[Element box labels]
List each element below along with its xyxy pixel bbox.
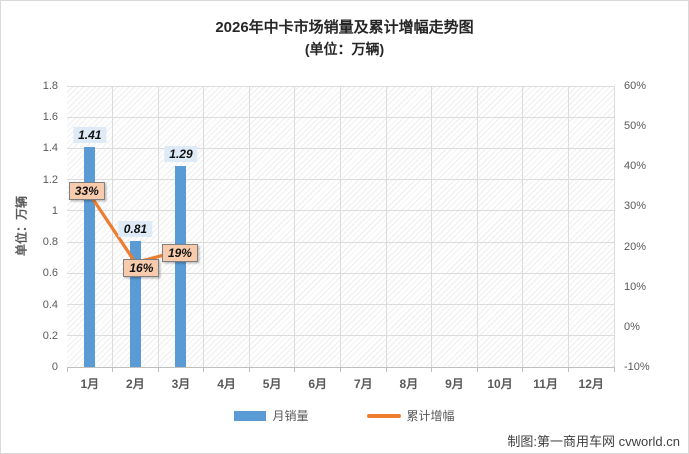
x-axis-tick-mark [294, 367, 296, 372]
x-axis-tick-mark [157, 367, 159, 372]
x-axis-tick-mark [112, 367, 114, 372]
gridline-vertical [385, 86, 387, 367]
gridline-vertical [613, 86, 615, 367]
bar-1月 [84, 146, 96, 367]
bar-value-label: 1.29 [164, 145, 198, 162]
gridline-vertical [431, 86, 433, 367]
x-axis-tick-mark [66, 367, 68, 372]
legend: 月销量 累计增幅 [1, 407, 688, 424]
x-axis-tick-mark [431, 367, 433, 372]
x-axis-label: 11月 [533, 377, 558, 391]
left-axis-tick-label: 0.8 [42, 236, 58, 249]
gridline-vertical [476, 86, 478, 367]
x-axis-label: 10月 [487, 377, 513, 391]
line-swatch-icon [366, 413, 401, 418]
x-axis-tick-mark [203, 367, 205, 372]
x-axis-label: 12月 [578, 377, 604, 391]
x-axis-label: 1月 [80, 377, 100, 391]
x-axis-tick-mark [522, 367, 524, 372]
line-value-label: 16% [123, 258, 160, 277]
right-axis-tick-label: 20% [624, 240, 647, 253]
chart-title: 2026年中卡市场销量及累计增幅走势图 [215, 19, 474, 36]
legend-item-cumulative-growth: 累计增幅 [366, 407, 455, 424]
x-axis-label: 3月 [171, 377, 191, 391]
x-axis-tick-mark [476, 367, 478, 372]
right-axis-tick-label: 60% [624, 80, 647, 92]
left-axis-tick-label: 1.8 [42, 80, 58, 92]
x-axis-tick-mark [385, 367, 387, 372]
left-axis-tick-label: 0.4 [42, 298, 58, 311]
gridline-vertical [203, 86, 205, 367]
x-axis-line [67, 367, 615, 368]
bar-swatch-icon [234, 410, 267, 421]
right-axis-tick-label: 40% [624, 160, 647, 173]
right-axis-tick-label: 30% [624, 200, 647, 213]
bar-3月 [175, 165, 187, 367]
left-axis-tick-label: 0 [51, 361, 58, 373]
right-axis-tick-label: 10% [624, 280, 647, 293]
left-axis-tick-label: 1.4 [42, 142, 58, 155]
gridline-vertical [522, 86, 524, 367]
right-axis-tick-label: -10% [624, 361, 650, 373]
left-axis-tick-label: 1.2 [42, 173, 58, 186]
credit-text: 制图:第一商用车网 cvworld.cn [507, 434, 680, 449]
right-axis-tick-label: 50% [624, 120, 647, 133]
x-axis-label: 7月 [353, 377, 373, 391]
x-axis-tick-mark [613, 367, 615, 372]
bar-value-label: 1.41 [73, 126, 107, 143]
chart-subtitle: (单位：万辆) [304, 41, 385, 57]
right-axis-tick-label: 0% [624, 320, 640, 333]
gridline-vertical [157, 86, 159, 367]
gridline-vertical [294, 86, 296, 367]
x-axis-label: 5月 [262, 377, 282, 391]
gridline-vertical [567, 86, 569, 367]
x-axis-tick-mark [248, 367, 250, 372]
legend-label: 累计增幅 [406, 409, 455, 423]
x-axis-label: 2月 [126, 377, 145, 391]
left-axis-tick-label: 1 [51, 204, 58, 217]
left-axis-tick-label: 0.2 [42, 329, 58, 342]
left-axis-tick-label: 0.6 [42, 267, 58, 280]
legend-item-monthly-sales: 月销量 [234, 407, 309, 424]
x-axis-tick-mark [340, 367, 341, 372]
line-value-label: 33% [68, 182, 105, 201]
gridline-vertical [340, 86, 341, 367]
line-value-label: 19% [161, 243, 198, 262]
x-axis-tick-mark [567, 367, 569, 372]
left-axis-tick-label: 1.6 [42, 111, 58, 124]
x-axis-label: 6月 [308, 377, 328, 391]
title-block: 2026年中卡市场销量及累计增幅走势图 (单位：万辆) [1, 17, 688, 59]
bar-value-label: 0.81 [118, 220, 153, 237]
bar-2月 [129, 240, 141, 367]
x-axis-label: 8月 [399, 377, 419, 391]
legend-label: 月销量 [272, 409, 309, 423]
x-axis-label: 9月 [445, 377, 464, 391]
x-axis-label: 4月 [217, 377, 236, 391]
gridline-vertical [112, 86, 114, 367]
gridline-vertical [248, 86, 250, 367]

* DO THIS:
Put every line from the one containing "x-axis-tick-mark [294, 367, 296, 372]" down to the one containing "bar-value-label: 1.29 [164, 145, 198, 162]" into a numbered list, including both ends and leaving out any blank lines.

* TASK SOLUTION:
1. x-axis-tick-mark [294, 367, 296, 372]
2. x-axis-tick-mark [157, 367, 159, 372]
3. x-axis-tick-mark [112, 367, 114, 372]
4. gridline-vertical [385, 86, 387, 367]
5. gridline-vertical [613, 86, 615, 367]
6. bar-1月 [84, 146, 96, 367]
7. bar-value-label: 1.29 [164, 145, 198, 162]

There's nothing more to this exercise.